- [RECORDED INFORMATION]
══════════
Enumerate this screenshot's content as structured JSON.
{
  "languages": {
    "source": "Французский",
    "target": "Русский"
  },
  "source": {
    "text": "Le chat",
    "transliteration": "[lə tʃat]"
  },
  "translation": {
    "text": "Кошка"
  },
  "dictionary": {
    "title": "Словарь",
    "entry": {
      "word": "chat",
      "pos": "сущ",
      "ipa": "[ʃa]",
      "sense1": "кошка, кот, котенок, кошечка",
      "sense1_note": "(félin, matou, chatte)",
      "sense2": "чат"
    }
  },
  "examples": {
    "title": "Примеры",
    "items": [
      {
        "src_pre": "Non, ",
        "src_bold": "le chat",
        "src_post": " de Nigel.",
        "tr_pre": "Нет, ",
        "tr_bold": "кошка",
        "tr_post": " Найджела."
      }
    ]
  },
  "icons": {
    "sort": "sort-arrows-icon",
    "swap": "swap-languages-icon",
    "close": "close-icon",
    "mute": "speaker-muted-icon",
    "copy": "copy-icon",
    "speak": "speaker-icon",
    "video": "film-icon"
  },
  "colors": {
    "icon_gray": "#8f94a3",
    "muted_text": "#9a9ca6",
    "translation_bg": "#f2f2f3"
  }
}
══════════
- [TASK TO CARRY OUT] Transcribe all lines as written.

- [RIGHT ANSWER]
Enumerate this screenshot's content as structured JSON.
{
  "languages": {
    "source": "Французский",
    "target": "Русский"
  },
  "source": {
    "text": "Le chat",
    "transliteration": "[lə tʃat]"
  },
  "translation": {
    "text": "Кошка"
  },
  "dictionary": {
    "title": "Словарь",
    "entry": {
      "word": "chat",
      "pos": "сущ",
      "ipa": "[ʃa]",
      "sense1": "кошка, кот, котенок, кошечка",
      "sense1_note": "(félin, matou, chatte)",
      "sense2": "чат"
    }
  },
  "examples": {
    "title": "Примеры",
    "items": [
      {
        "src_pre": "Non, ",
        "src_bold": "le chat",
        "src_post": " de Nigel.",
        "tr_pre": "Нет, ",
        "tr_bold": "кошка",
        "tr_post": " Найджела."
      }
    ]
  },
  "icons": {
    "sort": "sort-arrows-icon",
    "swap": "swap-languages-icon",
    "close": "close-icon",
    "mute": "speaker-muted-icon",
    "copy": "copy-icon",
    "speak": "speaker-icon",
    "video": "film-icon"
  },
  "colors": {
    "icon_gray": "#8f94a3",
    "muted_text": "#9a9ca6",
    "translation_bg": "#f2f2f3"
  }
}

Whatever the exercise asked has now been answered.